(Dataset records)
++++++

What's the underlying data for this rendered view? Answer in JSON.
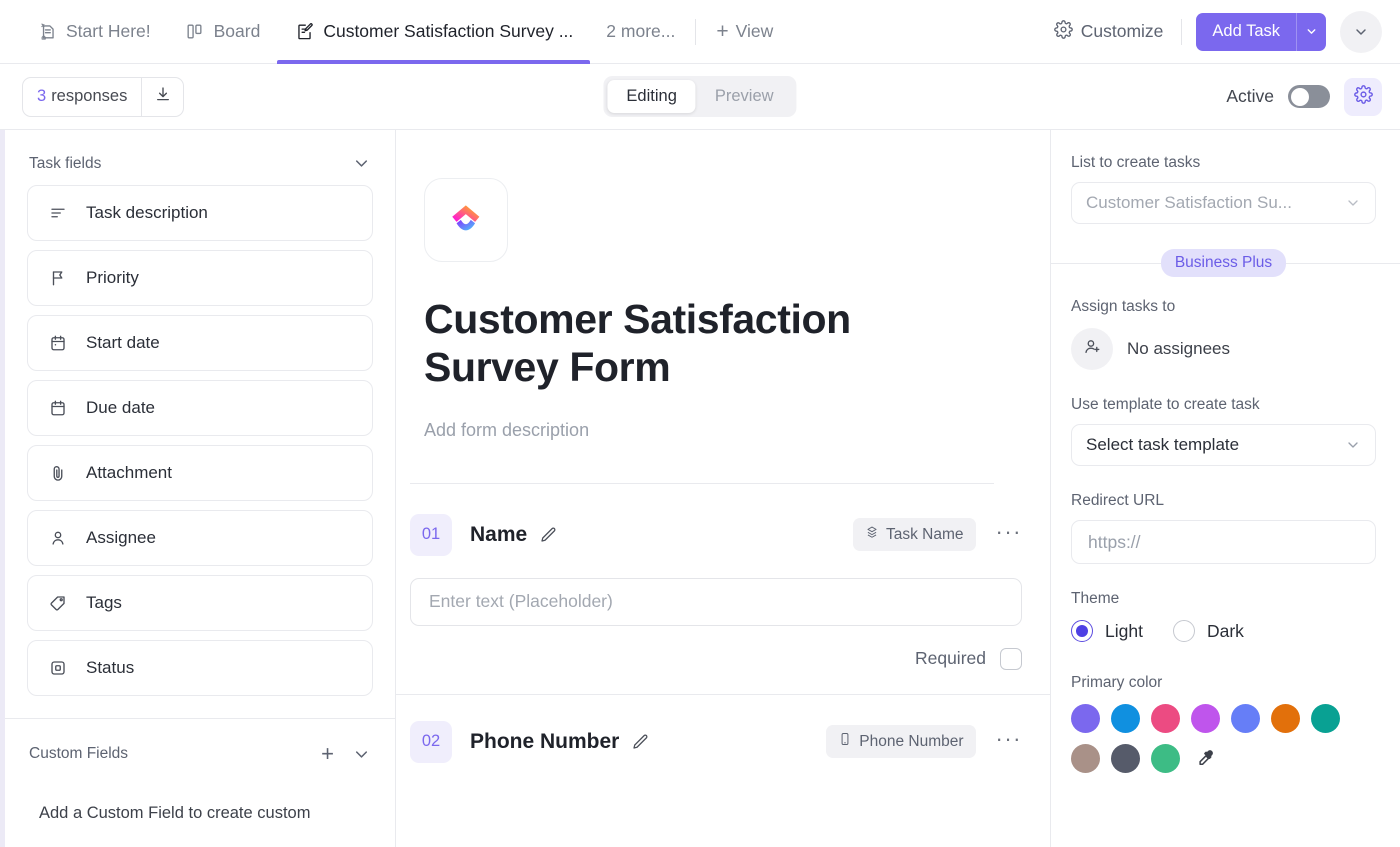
{
  "topbar": {
    "tabs": [
      {
        "label": "Start Here!",
        "icon": "pinned-doc-icon",
        "active": false
      },
      {
        "label": "Board",
        "icon": "board-icon",
        "active": false
      },
      {
        "label": "Customer Satisfaction Survey ...",
        "icon": "form-icon",
        "active": true
      }
    ],
    "more_label": "2 more...",
    "add_view_label": "View",
    "customize_label": "Customize",
    "add_task_label": "Add Task",
    "accent_color": "#7b68ee"
  },
  "subbar": {
    "responses_count": "3",
    "responses_label": "responses",
    "download_icon": "download-icon",
    "segmented": [
      {
        "label": "Editing",
        "active": true
      },
      {
        "label": "Preview",
        "active": false
      }
    ],
    "active_label": "Active",
    "active_on": false,
    "settings_icon": "gear-icon"
  },
  "sidebar": {
    "task_fields_title": "Task fields",
    "fields": [
      {
        "label": "Task description",
        "icon": "text-lines-icon"
      },
      {
        "label": "Priority",
        "icon": "flag-icon"
      },
      {
        "label": "Start date",
        "icon": "calendar-icon"
      },
      {
        "label": "Due date",
        "icon": "calendar-icon"
      },
      {
        "label": "Attachment",
        "icon": "paperclip-icon"
      },
      {
        "label": "Assignee",
        "icon": "person-icon"
      },
      {
        "label": "Tags",
        "icon": "tag-icon"
      },
      {
        "label": "Status",
        "icon": "status-square-icon"
      }
    ],
    "custom_fields_title": "Custom Fields",
    "custom_fields_empty": "Add a Custom Field to create custom"
  },
  "form": {
    "logo": "clickup-logo",
    "title": "Customer Satisfaction Survey Form",
    "description_placeholder": "Add form description",
    "questions": [
      {
        "number": "01",
        "title": "Name",
        "tag": "Task Name",
        "tag_icon": "task-name-icon",
        "input_placeholder": "Enter text (Placeholder)",
        "required_label": "Required",
        "required_checked": false
      },
      {
        "number": "02",
        "title": "Phone Number",
        "tag": "Phone Number",
        "tag_icon": "phone-icon"
      }
    ]
  },
  "rightpanel": {
    "list_label": "List to create tasks",
    "list_value": "Customer Satisfaction Su...",
    "plan_badge": "Business Plus",
    "assign_label": "Assign tasks to",
    "assign_value": "No assignees",
    "template_label": "Use template to create task",
    "template_value": "Select task template",
    "redirect_label": "Redirect URL",
    "redirect_placeholder": "https://",
    "theme_label": "Theme",
    "theme_options": [
      {
        "label": "Light",
        "selected": true
      },
      {
        "label": "Dark",
        "selected": false
      }
    ],
    "primary_color_label": "Primary color",
    "primary_colors": [
      "#7b68ee",
      "#1090e0",
      "#ec4b82",
      "#bf55ec",
      "#667ef7",
      "#e2700b",
      "#09a193",
      "#a99188",
      "#565b6a",
      "#3dbc85"
    ],
    "eyedropper_icon": "eyedropper-icon"
  }
}
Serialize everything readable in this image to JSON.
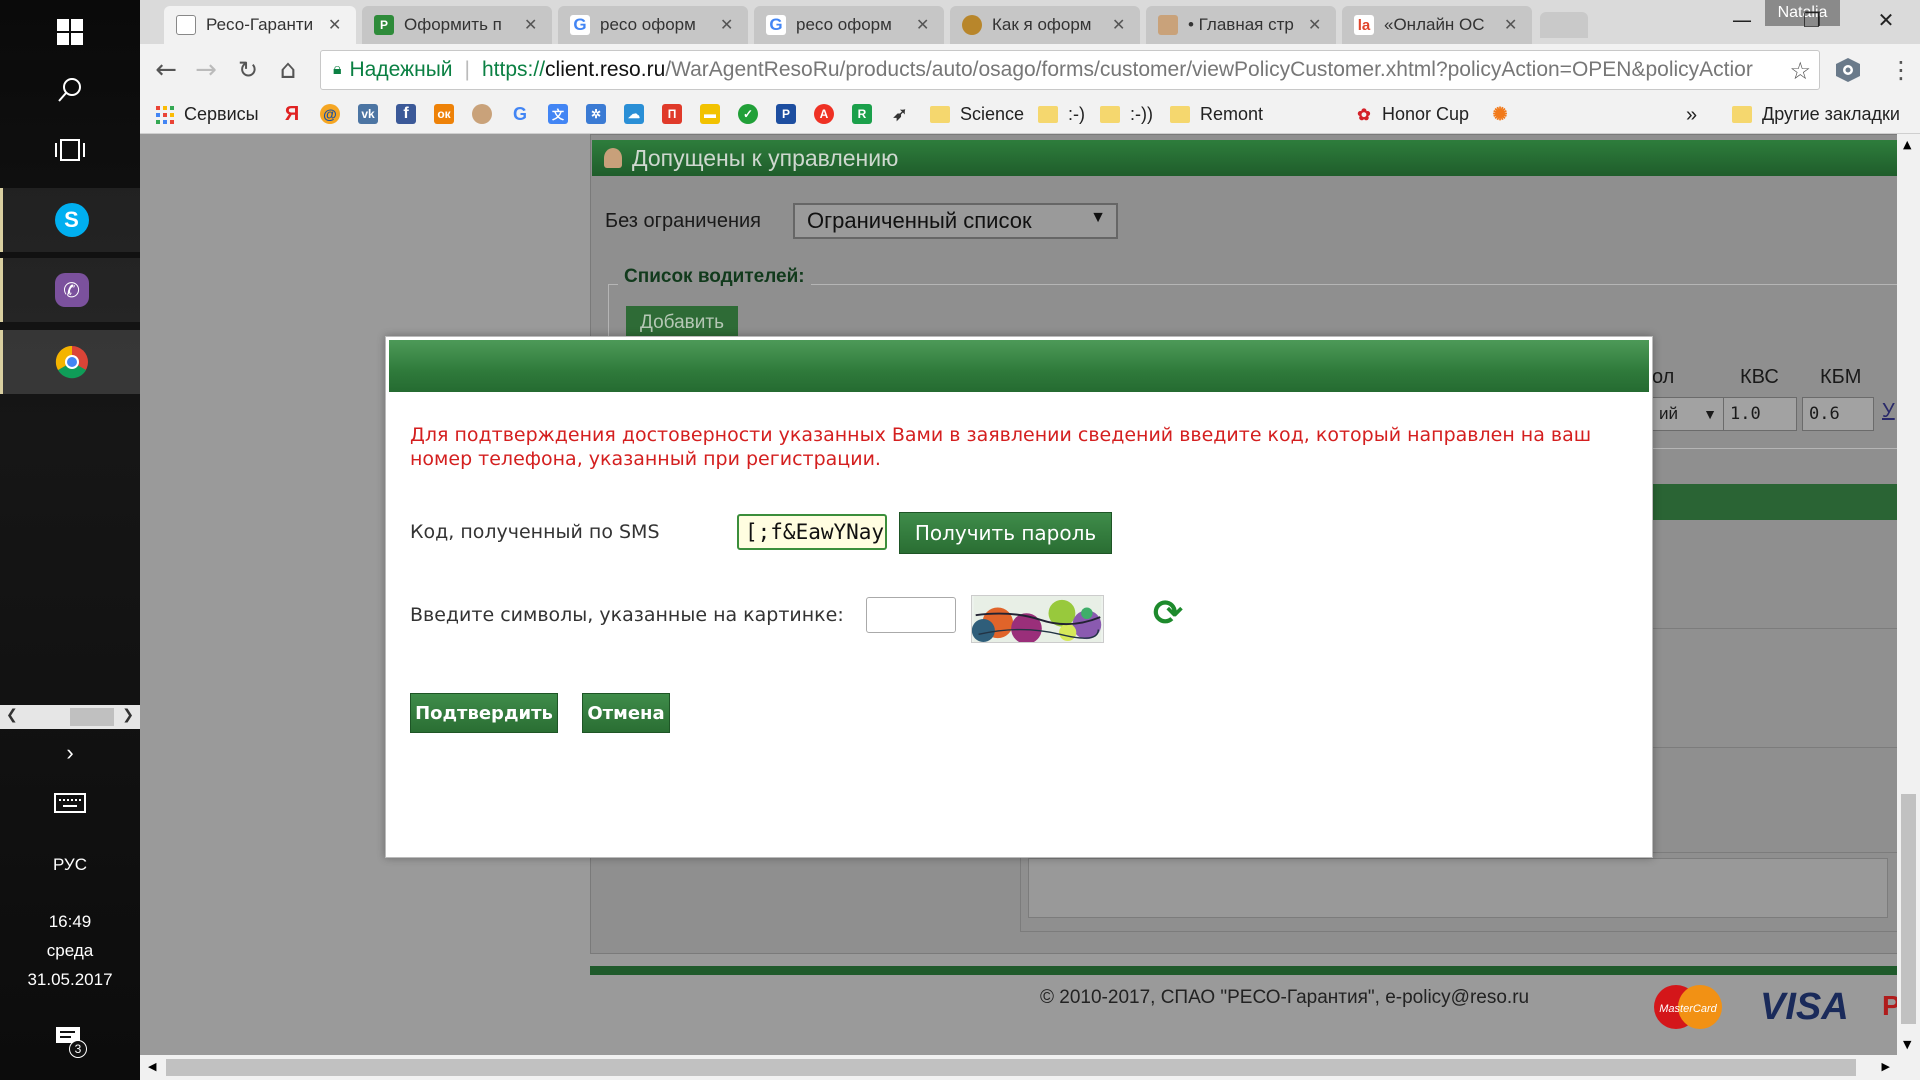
{
  "os": {
    "language": "РУС",
    "time": "16:49",
    "weekday": "среда",
    "date": "31.05.2017",
    "notification_count": "3"
  },
  "browser": {
    "user": "Natalia",
    "tabs": [
      {
        "title": "Ресо-Гаранти",
        "icon": "page-icon",
        "active": true
      },
      {
        "title": "Оформить п",
        "icon": "reso-icon"
      },
      {
        "title": "ресо оформ",
        "icon": "google-icon"
      },
      {
        "title": "ресо оформ",
        "icon": "google-icon"
      },
      {
        "title": "Как я оформ",
        "icon": "bread-icon"
      },
      {
        "title": "• Главная стр",
        "icon": "avatar-icon"
      },
      {
        "title": "«Онлайн ОС",
        "icon": "la-icon"
      }
    ],
    "omnibox": {
      "secure_label": "Надежный",
      "protocol": "https://",
      "host": "client.reso.ru",
      "path": "/WarAgentResoRu/products/auto/osago/forms/customer/viewPolicyCustomer.xhtml?policyAction=OPEN&policyActior"
    },
    "bookmarks": {
      "apps_label": "Сервисы",
      "folders": [
        "Science",
        ":-)",
        ":-))",
        "Remont"
      ],
      "honor_label": "Honor Cup",
      "more": "»",
      "other_label": "Другие закладки"
    }
  },
  "page": {
    "section_title": "Допущены к управлению",
    "restriction_label": "Без ограничения",
    "restriction_value": "Ограниченный список",
    "drivers_legend": "Список водителей:",
    "add_button": "Добавить",
    "columns": {
      "partial": "ол",
      "kvs": "КВС",
      "kbm": "КБМ",
      "edge": "У"
    },
    "row": {
      "partial_select": "ий",
      "kvs": "1.0",
      "kbm": "0.6"
    },
    "footer": "© 2010-2017, СПАО \"РЕСО-Гарантия\", e-policy@reso.ru",
    "payment": {
      "mastercard": "MasterCard",
      "visa": "VISA",
      "edge": "P"
    }
  },
  "modal": {
    "message": "Для подтверждения достоверности указанных Вами в заявлении сведений введите код, который направлен на ваш номер телефона, указанный при регистрации.",
    "sms_label": "Код, полученный по SMS",
    "sms_value": "[;f&EawYNay",
    "get_password": "Получить пароль",
    "captcha_label": "Введите символы, указанные на картинке:",
    "confirm": "Подтвердить",
    "cancel": "Отмена"
  },
  "colors": {
    "accent_green": "#2f7a3b",
    "error_red": "#d41f1f"
  }
}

++++++

> Work instructions: Report each line in the data that holds the word "template".

> Answer to this task:
    "template_label": "Use template to create task",
    "template_value": "Select task template",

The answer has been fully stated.